OBJECTIVE:
Go through the listing beneath this task and return every line that carries the string "Infections".

(Records that describe figures)
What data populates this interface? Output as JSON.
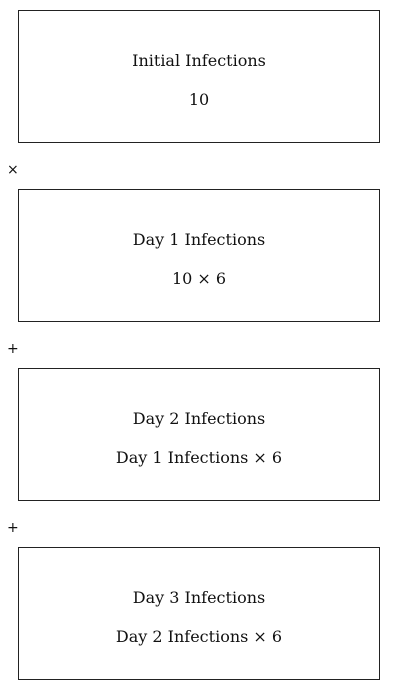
{
  "boxes": [
    {
      "title": "Initial Infections",
      "formula": "10"
    },
    {
      "title": "Day 1 Infections",
      "formula": "10 × 6"
    },
    {
      "title": "Day 2 Infections",
      "formula": "Day 1 Infections × 6"
    },
    {
      "title": "Day 3 Infections",
      "formula": "Day 2 Infections × 6"
    }
  ],
  "operators": [
    "×",
    "+",
    "+"
  ]
}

SOLUTION TO THIS EXERCISE:
      "title": "Initial Infections",
      "title": "Day 1 Infections",
      "title": "Day 2 Infections",
      "formula": "Day 1 Infections × 6"
      "title": "Day 3 Infections",
      "formula": "Day 2 Infections × 6"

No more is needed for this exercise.